*Written problem:*
Go through the listing and copy each line with the string "GOLD".

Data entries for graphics
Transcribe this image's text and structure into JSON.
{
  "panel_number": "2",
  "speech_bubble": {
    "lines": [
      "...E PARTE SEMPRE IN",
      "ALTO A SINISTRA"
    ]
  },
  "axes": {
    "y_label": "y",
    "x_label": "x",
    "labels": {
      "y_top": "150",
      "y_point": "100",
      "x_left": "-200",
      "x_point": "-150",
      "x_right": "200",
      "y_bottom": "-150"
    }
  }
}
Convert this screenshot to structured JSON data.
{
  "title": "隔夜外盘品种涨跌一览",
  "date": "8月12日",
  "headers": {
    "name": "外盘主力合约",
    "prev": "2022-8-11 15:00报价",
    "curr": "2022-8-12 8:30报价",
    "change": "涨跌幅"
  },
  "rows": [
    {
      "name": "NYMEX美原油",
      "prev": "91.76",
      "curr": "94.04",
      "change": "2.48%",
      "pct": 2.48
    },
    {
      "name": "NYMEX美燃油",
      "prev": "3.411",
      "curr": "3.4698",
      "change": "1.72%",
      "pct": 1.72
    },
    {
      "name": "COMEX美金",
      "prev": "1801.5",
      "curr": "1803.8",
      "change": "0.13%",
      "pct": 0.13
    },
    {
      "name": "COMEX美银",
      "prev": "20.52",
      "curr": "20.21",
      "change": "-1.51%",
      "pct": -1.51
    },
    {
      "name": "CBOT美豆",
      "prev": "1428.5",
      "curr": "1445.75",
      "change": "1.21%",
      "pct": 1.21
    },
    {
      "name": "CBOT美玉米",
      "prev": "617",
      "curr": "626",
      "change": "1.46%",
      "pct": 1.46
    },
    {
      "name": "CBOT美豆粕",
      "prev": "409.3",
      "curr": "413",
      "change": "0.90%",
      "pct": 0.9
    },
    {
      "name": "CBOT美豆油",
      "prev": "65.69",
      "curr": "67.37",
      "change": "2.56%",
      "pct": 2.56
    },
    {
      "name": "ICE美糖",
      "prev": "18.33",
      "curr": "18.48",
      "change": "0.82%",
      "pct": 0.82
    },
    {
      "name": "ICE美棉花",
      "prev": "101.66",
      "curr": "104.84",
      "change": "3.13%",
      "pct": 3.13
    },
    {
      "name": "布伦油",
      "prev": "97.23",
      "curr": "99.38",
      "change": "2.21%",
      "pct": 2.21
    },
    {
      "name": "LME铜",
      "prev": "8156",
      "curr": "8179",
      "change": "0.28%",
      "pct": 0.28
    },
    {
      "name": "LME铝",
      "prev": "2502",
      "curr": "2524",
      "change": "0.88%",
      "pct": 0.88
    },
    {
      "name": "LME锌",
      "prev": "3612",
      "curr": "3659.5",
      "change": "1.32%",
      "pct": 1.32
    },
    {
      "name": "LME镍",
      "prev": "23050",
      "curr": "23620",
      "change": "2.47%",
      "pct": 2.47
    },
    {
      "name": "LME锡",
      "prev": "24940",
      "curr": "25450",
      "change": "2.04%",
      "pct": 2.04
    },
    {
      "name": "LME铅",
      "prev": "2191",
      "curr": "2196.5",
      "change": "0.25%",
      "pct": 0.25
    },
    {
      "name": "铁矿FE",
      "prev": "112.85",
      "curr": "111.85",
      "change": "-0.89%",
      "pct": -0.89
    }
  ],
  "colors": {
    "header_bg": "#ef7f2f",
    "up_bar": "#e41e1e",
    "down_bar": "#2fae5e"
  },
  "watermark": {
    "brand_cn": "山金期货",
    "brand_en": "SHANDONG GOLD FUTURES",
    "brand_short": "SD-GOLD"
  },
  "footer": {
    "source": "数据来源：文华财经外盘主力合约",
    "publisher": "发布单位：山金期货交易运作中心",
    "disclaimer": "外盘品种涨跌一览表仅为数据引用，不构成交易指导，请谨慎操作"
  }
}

*Answer for this exercise:*
    "brand_en": "SHANDONG GOLD FUTURES",
    "brand_short": "SD-GOLD"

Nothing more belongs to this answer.